Dataset records:
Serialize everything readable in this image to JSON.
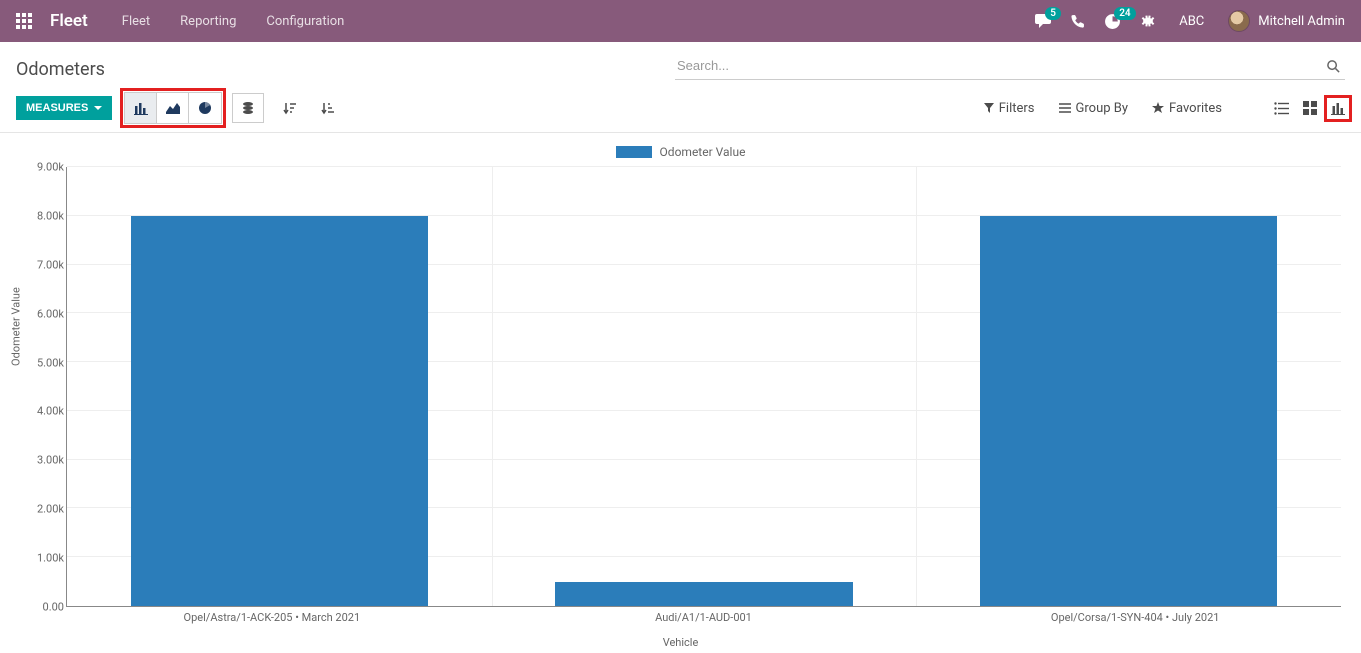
{
  "navbar": {
    "brand": "Fleet",
    "links": [
      "Fleet",
      "Reporting",
      "Configuration"
    ],
    "msg_badge": "5",
    "activity_badge": "24",
    "company": "ABC",
    "user": "Mitchell Admin"
  },
  "control": {
    "title": "Odometers",
    "search_placeholder": "Search...",
    "measures_label": "MEASURES",
    "filters_label": "Filters",
    "groupby_label": "Group By",
    "favorites_label": "Favorites"
  },
  "chart_data": {
    "type": "bar",
    "title": "",
    "legend": "Odometer Value",
    "xlabel": "Vehicle",
    "ylabel": "Odometer Value",
    "ylim": [
      0,
      9000
    ],
    "y_ticks": [
      "0.00",
      "1.00k",
      "2.00k",
      "3.00k",
      "4.00k",
      "5.00k",
      "6.00k",
      "7.00k",
      "8.00k",
      "9.00k"
    ],
    "categories": [
      "Opel/Astra/1-ACK-205 • March 2021",
      "Audi/A1/1-AUD-001",
      "Opel/Corsa/1-SYN-404 • July 2021"
    ],
    "values": [
      8000,
      500,
      8000
    ]
  }
}
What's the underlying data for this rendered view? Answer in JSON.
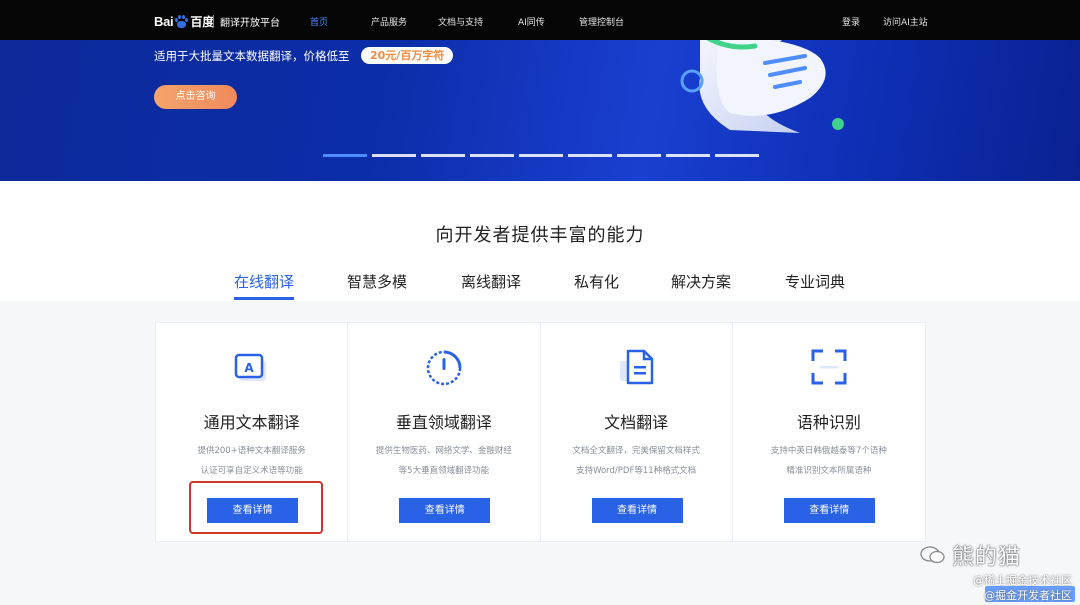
{
  "nav": {
    "logo_text_latin": "Bai",
    "logo_text_cn": "百度",
    "brand": "翻译开放平台",
    "items": [
      {
        "label": "首页",
        "active": true
      },
      {
        "label": "产品服务",
        "active": false
      },
      {
        "label": "文档与支持",
        "active": false
      },
      {
        "label": "AI同传",
        "active": false
      },
      {
        "label": "管理控制台",
        "active": false
      }
    ],
    "login": "登录",
    "visit_ai": "访问AI主站"
  },
  "hero": {
    "subtitle": "适用于大批量文本数据翻译，价格低至",
    "price": "20元/百万字符",
    "consult_button": "点击咨询",
    "carousel_count": 9,
    "carousel_active_index": 0
  },
  "section": {
    "title": "向开发者提供丰富的能力",
    "tabs": [
      {
        "label": "在线翻译",
        "active": true
      },
      {
        "label": "智慧多模",
        "active": false
      },
      {
        "label": "离线翻译",
        "active": false
      },
      {
        "label": "私有化",
        "active": false
      },
      {
        "label": "解决方案",
        "active": false
      },
      {
        "label": "专业词典",
        "active": false
      }
    ]
  },
  "cards": [
    {
      "icon": "text-translate-icon",
      "title": "通用文本翻译",
      "desc1": "提供200+语种文本翻译服务",
      "desc2": "认证可享自定义术语等功能",
      "button": "查看详情"
    },
    {
      "icon": "vertical-domain-icon",
      "title": "垂直领域翻译",
      "desc1": "提供生物医药、网络文学、金融财经",
      "desc2": "等5大垂直领域翻译功能",
      "button": "查看详情"
    },
    {
      "icon": "document-icon",
      "title": "文档翻译",
      "desc1": "文档全文翻译，完美保留文档样式",
      "desc2": "支持Word/PDF等11种格式文档",
      "button": "查看详情"
    },
    {
      "icon": "scan-frame-icon",
      "title": "语种识别",
      "desc1": "支持中英日韩俄越泰等7个语种",
      "desc2": "精准识别文本所属语种",
      "button": "查看详情"
    }
  ],
  "watermark": {
    "name": "熊的猫",
    "line1": "@稀土掘金技术社区",
    "line2": "@掘金开发者社区"
  },
  "colors": {
    "accent": "#2a62e6",
    "nav_bg": "#050505",
    "highlight": "#d0352c",
    "price_text": "#f08a3c"
  }
}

Task statement:
Reproduce the records above exactly, leaving out every picture they contain.

Worked solution:
Serialize everything readable in this image to JSON.
{
  "navbar": {
    "brand": "Fleet",
    "links": [
      "Fleet",
      "Reporting",
      "Configuration"
    ],
    "msg_badge": "5",
    "activity_badge": "24",
    "company": "ABC",
    "user": "Mitchell Admin"
  },
  "control": {
    "title": "Odometers",
    "search_placeholder": "Search...",
    "measures_label": "MEASURES",
    "filters_label": "Filters",
    "groupby_label": "Group By",
    "favorites_label": "Favorites"
  },
  "chart_data": {
    "type": "bar",
    "title": "",
    "legend": "Odometer Value",
    "xlabel": "Vehicle",
    "ylabel": "Odometer Value",
    "ylim": [
      0,
      9000
    ],
    "y_ticks": [
      "0.00",
      "1.00k",
      "2.00k",
      "3.00k",
      "4.00k",
      "5.00k",
      "6.00k",
      "7.00k",
      "8.00k",
      "9.00k"
    ],
    "categories": [
      "Opel/Astra/1-ACK-205 • March 2021",
      "Audi/A1/1-AUD-001",
      "Opel/Corsa/1-SYN-404 • July 2021"
    ],
    "values": [
      8000,
      500,
      8000
    ]
  }
}
What's the underlying data for this rendered view? Answer in JSON.
{
  "nav": {
    "logo_text_latin": "Bai",
    "logo_text_cn": "百度",
    "brand": "翻译开放平台",
    "items": [
      {
        "label": "首页",
        "active": true
      },
      {
        "label": "产品服务",
        "active": false
      },
      {
        "label": "文档与支持",
        "active": false
      },
      {
        "label": "AI同传",
        "active": false
      },
      {
        "label": "管理控制台",
        "active": false
      }
    ],
    "login": "登录",
    "visit_ai": "访问AI主站"
  },
  "hero": {
    "subtitle": "适用于大批量文本数据翻译，价格低至",
    "price": "20元/百万字符",
    "consult_button": "点击咨询",
    "carousel_count": 9,
    "carousel_active_index": 0
  },
  "section": {
    "title": "向开发者提供丰富的能力",
    "tabs": [
      {
        "label": "在线翻译",
        "active": true
      },
      {
        "label": "智慧多模",
        "active": false
      },
      {
        "label": "离线翻译",
        "active": false
      },
      {
        "label": "私有化",
        "active": false
      },
      {
        "label": "解决方案",
        "active": false
      },
      {
        "label": "专业词典",
        "active": false
      }
    ]
  },
  "cards": [
    {
      "icon": "text-translate-icon",
      "title": "通用文本翻译",
      "desc1": "提供200+语种文本翻译服务",
      "desc2": "认证可享自定义术语等功能",
      "button": "查看详情"
    },
    {
      "icon": "vertical-domain-icon",
      "title": "垂直领域翻译",
      "desc1": "提供生物医药、网络文学、金融财经",
      "desc2": "等5大垂直领域翻译功能",
      "button": "查看详情"
    },
    {
      "icon": "document-icon",
      "title": "文档翻译",
      "desc1": "文档全文翻译，完美保留文档样式",
      "desc2": "支持Word/PDF等11种格式文档",
      "button": "查看详情"
    },
    {
      "icon": "scan-frame-icon",
      "title": "语种识别",
      "desc1": "支持中英日韩俄越泰等7个语种",
      "desc2": "精准识别文本所属语种",
      "button": "查看详情"
    }
  ],
  "watermark": {
    "name": "熊的猫",
    "line1": "@稀土掘金技术社区",
    "line2": "@掘金开发者社区"
  },
  "colors": {
    "accent": "#2a62e6",
    "nav_bg": "#050505",
    "highlight": "#d0352c",
    "price_text": "#f08a3c"
  }
}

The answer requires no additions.